[Start SUPPLIED MATERIAL]

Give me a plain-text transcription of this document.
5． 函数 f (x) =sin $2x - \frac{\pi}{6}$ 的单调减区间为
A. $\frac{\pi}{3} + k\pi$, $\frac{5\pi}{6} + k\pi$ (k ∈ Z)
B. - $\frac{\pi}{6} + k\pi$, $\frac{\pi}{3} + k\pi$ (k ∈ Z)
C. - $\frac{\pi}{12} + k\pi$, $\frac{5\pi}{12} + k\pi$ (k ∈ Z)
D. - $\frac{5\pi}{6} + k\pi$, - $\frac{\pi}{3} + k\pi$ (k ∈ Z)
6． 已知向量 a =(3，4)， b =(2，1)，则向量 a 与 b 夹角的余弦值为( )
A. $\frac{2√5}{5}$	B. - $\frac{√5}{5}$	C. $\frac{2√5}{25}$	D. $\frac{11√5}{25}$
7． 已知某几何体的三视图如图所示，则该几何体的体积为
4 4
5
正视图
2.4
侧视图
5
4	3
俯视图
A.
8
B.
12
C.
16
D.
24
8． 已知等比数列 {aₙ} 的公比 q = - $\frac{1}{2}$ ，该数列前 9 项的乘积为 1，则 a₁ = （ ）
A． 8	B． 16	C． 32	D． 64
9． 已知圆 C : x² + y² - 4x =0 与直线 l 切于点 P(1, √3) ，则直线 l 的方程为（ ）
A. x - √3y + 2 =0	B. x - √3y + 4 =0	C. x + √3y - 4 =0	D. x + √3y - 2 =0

[End SUPPLIED MATERIAL]

▶ **PROBLEM STATEMENT**
From the records above, extract every entry verbatim.

▶ **RESULT OF THE EXERCISE**
Give me a plain-text transcription of this document.
5． 函数 f (x) =sin $2x - \frac{\pi}{6}$ 的单调减区间为
A. $\frac{\pi}{3} + k\pi$, $\frac{5\pi}{6} + k\pi$ (k ∈ Z)
B. - $\frac{\pi}{6} + k\pi$, $\frac{\pi}{3} + k\pi$ (k ∈ Z)
C. - $\frac{\pi}{12} + k\pi$, $\frac{5\pi}{12} + k\pi$ (k ∈ Z)
D. - $\frac{5\pi}{6} + k\pi$, - $\frac{\pi}{3} + k\pi$ (k ∈ Z)
6． 已知向量 a =(3，4)， b =(2，1)，则向量 a 与 b 夹角的余弦值为( )
A. $\frac{2√5}{5}$	B. - $\frac{√5}{5}$	C. $\frac{2√5}{25}$	D. $\frac{11√5}{25}$
7． 已知某几何体的三视图如图所示，则该几何体的体积为
4 4
5
正视图
2.4
侧视图
5
4	3
俯视图
A.
8
B.
12
C.
16
D.
24
8． 已知等比数列 {aₙ} 的公比 q = - $\frac{1}{2}$ ，该数列前 9 项的乘积为 1，则 a₁ = （ ）
A． 8	B． 16	C． 32	D． 64
9． 已知圆 C : x² + y² - 4x =0 与直线 l 切于点 P(1, √3) ，则直线 l 的方程为（ ）
A. x - √3y + 2 =0	B. x - √3y + 4 =0	C. x + √3y - 4 =0	D. x + √3y - 2 =0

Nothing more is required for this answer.